§ **Short problem**: Scan the data below and pick out the lines containing the word "Masalan".

§ **Given data**:
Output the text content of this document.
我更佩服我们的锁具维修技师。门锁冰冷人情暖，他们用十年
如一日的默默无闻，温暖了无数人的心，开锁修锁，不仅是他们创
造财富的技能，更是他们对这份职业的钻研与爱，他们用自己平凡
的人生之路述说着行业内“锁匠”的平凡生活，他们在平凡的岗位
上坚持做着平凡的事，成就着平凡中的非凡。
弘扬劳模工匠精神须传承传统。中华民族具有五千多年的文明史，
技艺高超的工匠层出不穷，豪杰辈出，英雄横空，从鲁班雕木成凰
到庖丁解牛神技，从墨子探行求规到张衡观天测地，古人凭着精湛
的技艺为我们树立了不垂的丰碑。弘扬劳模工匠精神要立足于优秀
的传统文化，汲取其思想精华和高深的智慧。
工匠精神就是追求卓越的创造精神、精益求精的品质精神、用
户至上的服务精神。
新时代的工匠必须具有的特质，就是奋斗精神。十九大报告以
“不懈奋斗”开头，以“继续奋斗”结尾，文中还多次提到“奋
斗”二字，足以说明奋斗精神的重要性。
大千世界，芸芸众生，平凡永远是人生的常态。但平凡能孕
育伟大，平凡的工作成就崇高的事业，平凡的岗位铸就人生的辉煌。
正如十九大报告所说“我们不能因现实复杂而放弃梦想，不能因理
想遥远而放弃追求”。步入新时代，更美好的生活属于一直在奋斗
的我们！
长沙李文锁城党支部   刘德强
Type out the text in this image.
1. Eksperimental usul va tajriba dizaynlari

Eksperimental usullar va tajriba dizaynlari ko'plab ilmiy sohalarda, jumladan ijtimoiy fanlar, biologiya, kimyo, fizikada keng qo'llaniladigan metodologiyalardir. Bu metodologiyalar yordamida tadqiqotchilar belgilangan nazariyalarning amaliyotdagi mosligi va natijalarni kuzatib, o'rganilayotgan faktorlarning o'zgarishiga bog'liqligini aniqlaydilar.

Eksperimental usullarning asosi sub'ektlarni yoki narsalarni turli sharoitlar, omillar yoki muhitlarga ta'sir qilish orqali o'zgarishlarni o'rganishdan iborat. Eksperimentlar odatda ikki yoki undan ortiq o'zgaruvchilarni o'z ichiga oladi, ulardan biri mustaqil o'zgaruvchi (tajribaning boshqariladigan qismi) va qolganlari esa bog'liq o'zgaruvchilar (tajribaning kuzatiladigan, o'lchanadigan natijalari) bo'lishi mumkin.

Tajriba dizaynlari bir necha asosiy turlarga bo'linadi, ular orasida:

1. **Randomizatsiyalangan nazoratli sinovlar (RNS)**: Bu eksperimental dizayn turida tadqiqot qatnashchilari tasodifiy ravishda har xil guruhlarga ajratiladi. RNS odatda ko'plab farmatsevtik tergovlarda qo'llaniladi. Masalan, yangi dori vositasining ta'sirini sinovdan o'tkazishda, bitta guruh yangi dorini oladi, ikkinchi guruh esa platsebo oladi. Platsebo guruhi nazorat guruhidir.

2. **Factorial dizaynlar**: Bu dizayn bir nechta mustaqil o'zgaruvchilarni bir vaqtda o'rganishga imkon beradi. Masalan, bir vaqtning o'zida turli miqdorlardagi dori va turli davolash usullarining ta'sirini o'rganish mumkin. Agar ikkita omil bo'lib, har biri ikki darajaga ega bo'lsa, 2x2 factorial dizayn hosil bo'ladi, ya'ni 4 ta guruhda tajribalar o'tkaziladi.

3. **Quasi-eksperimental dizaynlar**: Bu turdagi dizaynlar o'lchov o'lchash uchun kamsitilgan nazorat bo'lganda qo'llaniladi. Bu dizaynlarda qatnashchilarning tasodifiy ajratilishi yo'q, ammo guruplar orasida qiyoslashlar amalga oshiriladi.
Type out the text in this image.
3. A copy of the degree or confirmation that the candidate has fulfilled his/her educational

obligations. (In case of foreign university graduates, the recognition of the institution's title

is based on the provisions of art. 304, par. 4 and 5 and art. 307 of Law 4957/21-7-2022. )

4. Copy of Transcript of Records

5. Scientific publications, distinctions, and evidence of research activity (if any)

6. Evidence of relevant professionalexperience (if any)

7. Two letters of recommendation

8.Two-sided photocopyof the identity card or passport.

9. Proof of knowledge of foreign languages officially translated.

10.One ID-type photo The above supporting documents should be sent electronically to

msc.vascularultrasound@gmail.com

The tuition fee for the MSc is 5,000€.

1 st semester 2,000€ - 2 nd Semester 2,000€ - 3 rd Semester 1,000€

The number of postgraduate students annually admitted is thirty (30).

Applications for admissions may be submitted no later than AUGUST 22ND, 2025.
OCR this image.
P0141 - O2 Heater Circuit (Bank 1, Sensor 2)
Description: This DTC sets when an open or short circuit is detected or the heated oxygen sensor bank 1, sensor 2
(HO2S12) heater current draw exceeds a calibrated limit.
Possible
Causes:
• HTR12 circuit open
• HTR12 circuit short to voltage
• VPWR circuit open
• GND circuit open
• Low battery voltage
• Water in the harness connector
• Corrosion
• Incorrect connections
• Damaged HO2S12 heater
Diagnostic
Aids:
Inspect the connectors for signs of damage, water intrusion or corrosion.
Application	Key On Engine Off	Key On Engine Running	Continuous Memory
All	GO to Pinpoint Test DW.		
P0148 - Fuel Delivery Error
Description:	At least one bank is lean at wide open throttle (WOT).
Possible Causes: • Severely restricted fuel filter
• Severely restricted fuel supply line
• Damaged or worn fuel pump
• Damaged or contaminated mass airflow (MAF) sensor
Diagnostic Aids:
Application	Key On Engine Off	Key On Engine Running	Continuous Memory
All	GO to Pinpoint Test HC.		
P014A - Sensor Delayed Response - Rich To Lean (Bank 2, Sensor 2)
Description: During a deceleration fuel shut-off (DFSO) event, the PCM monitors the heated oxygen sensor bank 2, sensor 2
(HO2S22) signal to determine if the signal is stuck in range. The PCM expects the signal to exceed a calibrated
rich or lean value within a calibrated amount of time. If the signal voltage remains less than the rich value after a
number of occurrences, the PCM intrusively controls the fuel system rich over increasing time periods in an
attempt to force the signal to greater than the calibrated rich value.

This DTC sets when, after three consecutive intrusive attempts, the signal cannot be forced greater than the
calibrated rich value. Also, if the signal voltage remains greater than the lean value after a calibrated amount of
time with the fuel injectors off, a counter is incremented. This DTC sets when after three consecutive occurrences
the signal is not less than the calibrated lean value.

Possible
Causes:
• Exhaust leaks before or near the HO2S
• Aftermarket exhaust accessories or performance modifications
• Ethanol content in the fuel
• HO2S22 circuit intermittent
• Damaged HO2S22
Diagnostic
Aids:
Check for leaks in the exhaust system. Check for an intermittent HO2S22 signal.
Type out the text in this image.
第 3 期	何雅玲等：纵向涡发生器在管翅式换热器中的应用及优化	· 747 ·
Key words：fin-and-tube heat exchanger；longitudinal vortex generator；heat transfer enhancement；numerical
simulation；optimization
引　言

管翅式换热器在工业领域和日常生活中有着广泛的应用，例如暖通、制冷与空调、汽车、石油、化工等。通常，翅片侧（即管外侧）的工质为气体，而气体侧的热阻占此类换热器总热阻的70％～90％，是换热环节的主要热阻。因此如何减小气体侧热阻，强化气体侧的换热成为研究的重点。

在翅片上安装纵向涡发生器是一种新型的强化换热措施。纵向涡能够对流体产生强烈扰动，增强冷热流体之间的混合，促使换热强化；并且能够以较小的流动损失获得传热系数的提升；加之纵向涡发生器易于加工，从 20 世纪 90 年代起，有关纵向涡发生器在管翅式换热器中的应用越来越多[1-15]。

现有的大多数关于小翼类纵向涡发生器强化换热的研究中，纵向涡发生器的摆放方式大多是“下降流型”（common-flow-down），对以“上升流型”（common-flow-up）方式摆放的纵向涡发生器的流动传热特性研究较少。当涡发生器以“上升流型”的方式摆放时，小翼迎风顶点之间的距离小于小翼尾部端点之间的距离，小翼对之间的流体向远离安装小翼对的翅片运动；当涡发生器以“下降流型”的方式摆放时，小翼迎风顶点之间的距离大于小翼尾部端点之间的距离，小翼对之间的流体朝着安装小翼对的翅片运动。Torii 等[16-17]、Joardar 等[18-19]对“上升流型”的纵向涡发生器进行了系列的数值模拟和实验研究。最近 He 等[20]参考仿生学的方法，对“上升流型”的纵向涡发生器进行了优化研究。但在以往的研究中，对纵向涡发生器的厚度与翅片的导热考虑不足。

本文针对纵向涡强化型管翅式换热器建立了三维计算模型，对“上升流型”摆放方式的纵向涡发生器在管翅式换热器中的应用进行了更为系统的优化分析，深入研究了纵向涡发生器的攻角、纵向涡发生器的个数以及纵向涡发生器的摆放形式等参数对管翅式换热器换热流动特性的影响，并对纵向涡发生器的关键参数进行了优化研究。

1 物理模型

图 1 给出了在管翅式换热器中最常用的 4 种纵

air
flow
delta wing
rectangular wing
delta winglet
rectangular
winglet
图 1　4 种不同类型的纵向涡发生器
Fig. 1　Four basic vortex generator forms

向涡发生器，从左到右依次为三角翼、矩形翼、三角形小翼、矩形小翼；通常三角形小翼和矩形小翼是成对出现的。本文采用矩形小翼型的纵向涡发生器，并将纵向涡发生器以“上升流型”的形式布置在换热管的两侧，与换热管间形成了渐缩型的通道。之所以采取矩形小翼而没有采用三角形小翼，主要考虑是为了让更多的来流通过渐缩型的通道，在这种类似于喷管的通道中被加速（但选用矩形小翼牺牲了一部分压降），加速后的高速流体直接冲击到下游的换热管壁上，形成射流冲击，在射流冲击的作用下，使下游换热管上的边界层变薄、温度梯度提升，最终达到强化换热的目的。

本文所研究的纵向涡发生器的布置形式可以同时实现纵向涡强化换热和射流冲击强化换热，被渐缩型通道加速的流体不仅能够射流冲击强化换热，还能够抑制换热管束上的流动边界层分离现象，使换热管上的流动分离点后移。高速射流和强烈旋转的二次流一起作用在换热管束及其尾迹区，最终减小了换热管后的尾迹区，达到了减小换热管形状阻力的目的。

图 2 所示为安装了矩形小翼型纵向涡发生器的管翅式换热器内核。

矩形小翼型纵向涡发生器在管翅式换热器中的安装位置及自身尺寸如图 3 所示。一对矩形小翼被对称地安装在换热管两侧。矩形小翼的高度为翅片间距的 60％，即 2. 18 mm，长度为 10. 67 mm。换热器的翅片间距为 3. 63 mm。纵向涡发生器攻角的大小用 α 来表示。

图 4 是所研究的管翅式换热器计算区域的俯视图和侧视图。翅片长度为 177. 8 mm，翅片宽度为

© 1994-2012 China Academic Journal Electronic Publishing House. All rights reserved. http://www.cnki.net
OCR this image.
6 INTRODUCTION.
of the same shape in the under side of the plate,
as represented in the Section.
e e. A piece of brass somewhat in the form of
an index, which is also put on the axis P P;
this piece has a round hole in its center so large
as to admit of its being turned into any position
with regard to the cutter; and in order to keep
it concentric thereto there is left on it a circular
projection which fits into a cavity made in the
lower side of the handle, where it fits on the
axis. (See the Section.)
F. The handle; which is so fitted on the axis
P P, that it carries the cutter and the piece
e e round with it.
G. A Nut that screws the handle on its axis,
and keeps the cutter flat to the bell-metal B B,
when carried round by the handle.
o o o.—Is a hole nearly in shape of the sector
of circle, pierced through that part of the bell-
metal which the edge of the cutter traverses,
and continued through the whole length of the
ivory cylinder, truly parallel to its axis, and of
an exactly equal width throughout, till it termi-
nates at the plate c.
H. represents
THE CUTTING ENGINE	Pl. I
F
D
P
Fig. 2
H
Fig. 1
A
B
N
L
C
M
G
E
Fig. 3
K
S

§ **Answer**:
1. **Randomizatsiyalangan nazoratli sinovlar (RNS)**: Bu eksperimental dizayn turida tadqiqot qatnashchilari tasodifiy ravishda har xil guruhlarga ajratiladi. RNS odatda ko'plab farmatsevtik tergovlarda qo'llaniladi. Masalan, yangi dori vositasining ta'sirini sinovdan o'tkazishda, bitta guruh yangi dorini oladi, ikkinchi guruh esa platsebo oladi. Platsebo guruhi nazorat guruhidir.
2. **Factorial dizaynlar**: Bu dizayn bir nechta mustaqil o'zgaruvchilarni bir vaqtda o'rganishga imkon beradi. Masalan, bir vaqtning o'zida turli miqdorlardagi dori va turli davolash usullarining ta'sirini o'rganish mumkin. Agar ikkita omil bo'lib, har biri ikki darajaga ega bo'lsa, 2x2 factorial dizayn hosil bo'ladi, ya'ni 4 ta guruhda tajribalar o'tkaziladi.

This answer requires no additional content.